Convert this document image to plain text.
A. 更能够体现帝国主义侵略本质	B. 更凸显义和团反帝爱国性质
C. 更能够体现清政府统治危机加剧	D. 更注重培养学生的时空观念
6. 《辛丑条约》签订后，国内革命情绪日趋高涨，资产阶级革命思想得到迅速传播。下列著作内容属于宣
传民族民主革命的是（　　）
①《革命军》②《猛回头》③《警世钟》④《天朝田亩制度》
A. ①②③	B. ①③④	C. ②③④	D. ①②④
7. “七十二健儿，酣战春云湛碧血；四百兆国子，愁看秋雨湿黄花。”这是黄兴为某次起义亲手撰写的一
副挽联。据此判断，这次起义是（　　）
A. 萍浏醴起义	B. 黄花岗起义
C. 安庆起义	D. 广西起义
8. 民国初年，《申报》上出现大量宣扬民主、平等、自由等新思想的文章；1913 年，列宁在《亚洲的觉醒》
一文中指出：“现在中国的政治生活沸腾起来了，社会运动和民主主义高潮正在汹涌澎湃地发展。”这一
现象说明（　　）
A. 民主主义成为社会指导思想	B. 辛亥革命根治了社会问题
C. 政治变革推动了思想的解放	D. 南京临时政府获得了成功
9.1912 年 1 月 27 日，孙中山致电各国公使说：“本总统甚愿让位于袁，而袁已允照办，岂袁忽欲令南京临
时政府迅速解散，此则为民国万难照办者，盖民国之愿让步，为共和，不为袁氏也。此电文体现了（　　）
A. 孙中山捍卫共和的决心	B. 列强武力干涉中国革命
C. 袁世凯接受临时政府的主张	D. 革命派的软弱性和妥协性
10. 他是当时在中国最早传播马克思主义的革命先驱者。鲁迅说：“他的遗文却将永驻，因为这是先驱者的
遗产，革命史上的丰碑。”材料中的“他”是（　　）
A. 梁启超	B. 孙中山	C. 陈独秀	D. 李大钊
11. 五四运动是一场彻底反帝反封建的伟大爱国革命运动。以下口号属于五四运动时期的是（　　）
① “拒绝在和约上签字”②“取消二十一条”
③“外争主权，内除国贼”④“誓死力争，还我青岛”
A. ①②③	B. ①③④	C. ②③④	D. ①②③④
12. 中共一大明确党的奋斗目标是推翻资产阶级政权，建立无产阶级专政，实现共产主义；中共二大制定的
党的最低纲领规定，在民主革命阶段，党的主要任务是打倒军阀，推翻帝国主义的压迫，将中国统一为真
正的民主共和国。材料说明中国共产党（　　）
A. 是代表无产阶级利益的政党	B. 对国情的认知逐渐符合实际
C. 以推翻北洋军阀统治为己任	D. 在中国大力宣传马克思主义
****************
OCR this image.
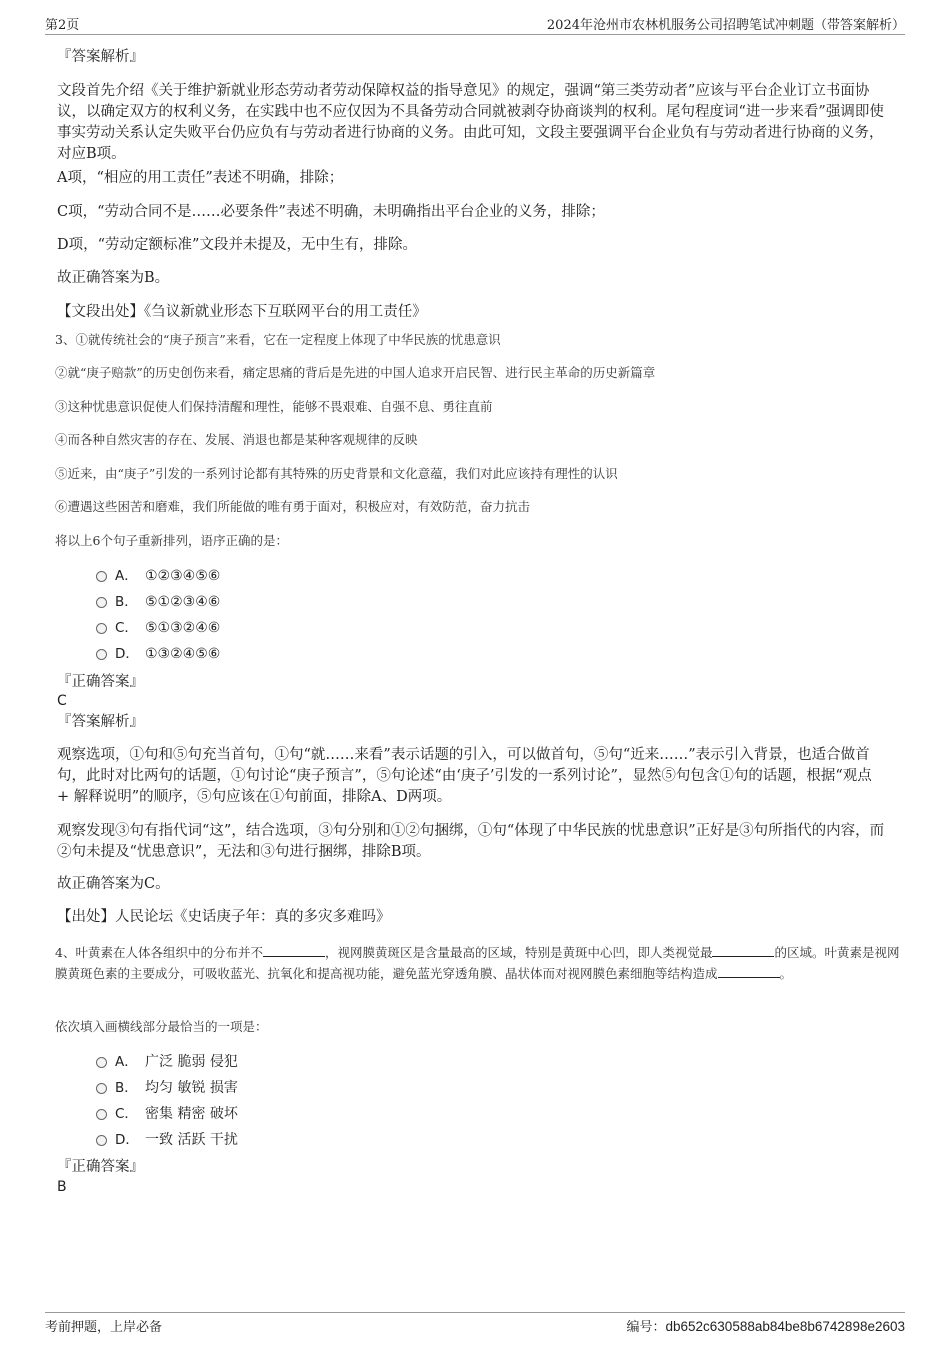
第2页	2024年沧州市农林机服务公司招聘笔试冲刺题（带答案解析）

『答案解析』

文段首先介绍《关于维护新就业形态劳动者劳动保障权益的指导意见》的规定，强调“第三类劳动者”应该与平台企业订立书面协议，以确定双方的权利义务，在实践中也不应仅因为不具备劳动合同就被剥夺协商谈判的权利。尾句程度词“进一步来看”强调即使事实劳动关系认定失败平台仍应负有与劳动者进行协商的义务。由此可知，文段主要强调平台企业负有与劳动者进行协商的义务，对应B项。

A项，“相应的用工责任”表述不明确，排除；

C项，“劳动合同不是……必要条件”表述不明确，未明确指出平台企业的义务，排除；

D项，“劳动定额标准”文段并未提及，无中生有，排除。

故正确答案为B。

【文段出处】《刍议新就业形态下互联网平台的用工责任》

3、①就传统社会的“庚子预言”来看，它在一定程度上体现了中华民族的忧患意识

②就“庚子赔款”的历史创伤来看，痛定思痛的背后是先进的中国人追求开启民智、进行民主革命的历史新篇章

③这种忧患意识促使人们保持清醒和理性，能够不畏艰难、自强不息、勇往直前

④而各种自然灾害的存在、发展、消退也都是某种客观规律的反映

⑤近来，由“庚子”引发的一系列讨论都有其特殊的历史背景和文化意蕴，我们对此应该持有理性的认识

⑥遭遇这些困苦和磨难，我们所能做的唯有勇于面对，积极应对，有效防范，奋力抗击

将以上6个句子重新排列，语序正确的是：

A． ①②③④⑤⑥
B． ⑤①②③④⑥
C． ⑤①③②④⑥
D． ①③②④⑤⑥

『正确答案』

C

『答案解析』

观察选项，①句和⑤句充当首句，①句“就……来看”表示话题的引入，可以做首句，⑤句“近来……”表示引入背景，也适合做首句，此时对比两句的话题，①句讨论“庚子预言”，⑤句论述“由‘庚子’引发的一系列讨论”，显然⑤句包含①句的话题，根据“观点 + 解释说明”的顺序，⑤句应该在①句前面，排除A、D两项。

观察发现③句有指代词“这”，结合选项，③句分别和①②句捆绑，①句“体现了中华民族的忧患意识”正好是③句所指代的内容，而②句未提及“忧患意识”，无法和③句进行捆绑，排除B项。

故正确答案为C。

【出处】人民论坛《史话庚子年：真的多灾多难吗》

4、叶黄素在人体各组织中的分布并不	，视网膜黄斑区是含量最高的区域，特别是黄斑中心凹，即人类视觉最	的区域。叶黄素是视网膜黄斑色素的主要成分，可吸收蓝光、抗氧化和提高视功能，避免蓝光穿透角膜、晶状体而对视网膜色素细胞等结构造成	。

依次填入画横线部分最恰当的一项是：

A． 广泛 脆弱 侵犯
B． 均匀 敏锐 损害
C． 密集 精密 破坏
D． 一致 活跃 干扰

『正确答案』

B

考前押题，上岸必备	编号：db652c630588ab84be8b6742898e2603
****************
| To be done |
Collect, from the material above, every line containing the word "表述不明确".

| Solution for this task |
A项，“相应的用工责任”表述不明确，排除；
C项，“劳动合同不是……必要条件”表述不明确，未明确指出平台企业的义务，排除；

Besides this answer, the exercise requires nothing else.